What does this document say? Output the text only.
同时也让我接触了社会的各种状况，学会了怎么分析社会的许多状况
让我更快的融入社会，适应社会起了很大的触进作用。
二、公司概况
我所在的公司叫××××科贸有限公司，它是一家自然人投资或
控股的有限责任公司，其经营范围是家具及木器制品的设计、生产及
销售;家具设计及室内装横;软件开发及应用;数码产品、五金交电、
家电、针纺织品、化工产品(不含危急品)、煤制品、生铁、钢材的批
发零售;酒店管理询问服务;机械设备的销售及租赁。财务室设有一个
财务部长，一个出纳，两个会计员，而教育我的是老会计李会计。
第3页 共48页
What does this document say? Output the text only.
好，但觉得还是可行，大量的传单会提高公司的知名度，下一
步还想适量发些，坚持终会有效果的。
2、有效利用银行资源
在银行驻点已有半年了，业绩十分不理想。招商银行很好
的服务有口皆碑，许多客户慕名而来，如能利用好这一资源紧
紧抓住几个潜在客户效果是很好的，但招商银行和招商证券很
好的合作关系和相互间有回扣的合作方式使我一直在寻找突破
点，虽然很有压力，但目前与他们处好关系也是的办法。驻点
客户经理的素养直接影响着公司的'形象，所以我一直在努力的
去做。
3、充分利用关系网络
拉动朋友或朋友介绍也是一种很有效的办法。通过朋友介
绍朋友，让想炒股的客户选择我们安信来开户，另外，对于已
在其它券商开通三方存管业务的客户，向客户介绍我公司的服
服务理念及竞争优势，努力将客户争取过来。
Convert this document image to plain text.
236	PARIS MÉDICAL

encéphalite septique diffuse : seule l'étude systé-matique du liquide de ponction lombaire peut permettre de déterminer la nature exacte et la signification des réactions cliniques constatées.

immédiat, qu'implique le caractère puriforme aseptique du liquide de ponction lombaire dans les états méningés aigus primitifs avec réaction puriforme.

--------------------

**TASK STATEMENT**. Extract each line of the material exactly as it stands.

**COMPLETED TASK**.
What does this document say? Output the text only.
同时也让我接触了社会的各种状况，学会了怎么分析社会的许多状况
让我更快的融入社会，适应社会起了很大的触进作用。
二、公司概况
我所在的公司叫××××科贸有限公司，它是一家自然人投资或
控股的有限责任公司，其经营范围是家具及木器制品的设计、生产及
销售;家具设计及室内装横;软件开发及应用;数码产品、五金交电、
家电、针纺织品、化工产品(不含危急品)、煤制品、生铁、钢材的批
发零售;酒店管理询问服务;机械设备的销售及租赁。财务室设有一个
财务部长，一个出纳，两个会计员，而教育我的是老会计李会计。
第3页 共48页
What does this document say? Output the text only.
好，但觉得还是可行，大量的传单会提高公司的知名度，下一
步还想适量发些，坚持终会有效果的。
2、有效利用银行资源
在银行驻点已有半年了，业绩十分不理想。招商银行很好
的服务有口皆碑，许多客户慕名而来，如能利用好这一资源紧
紧抓住几个潜在客户效果是很好的，但招商银行和招商证券很
好的合作关系和相互间有回扣的合作方式使我一直在寻找突破
点，虽然很有压力，但目前与他们处好关系也是的办法。驻点
客户经理的素养直接影响着公司的'形象，所以我一直在努力的
去做。
3、充分利用关系网络
拉动朋友或朋友介绍也是一种很有效的办法。通过朋友介
绍朋友，让想炒股的客户选择我们安信来开户，另外，对于已
在其它券商开通三方存管业务的客户，向客户介绍我公司的服
服务理念及竞争优势，努力将客户争取过来。
Convert this document image to plain text.
236	PARIS MÉDICAL

encéphalite septique diffuse : seule l'étude systé-matique du liquide de ponction lombaire peut permettre de déterminer la nature exacte et la signification des réactions cliniques constatées.

immédiat, qu'implique le caractère puriforme aseptique du liquide de ponction lombaire dans les états méningés aigus primitifs avec réaction puriforme.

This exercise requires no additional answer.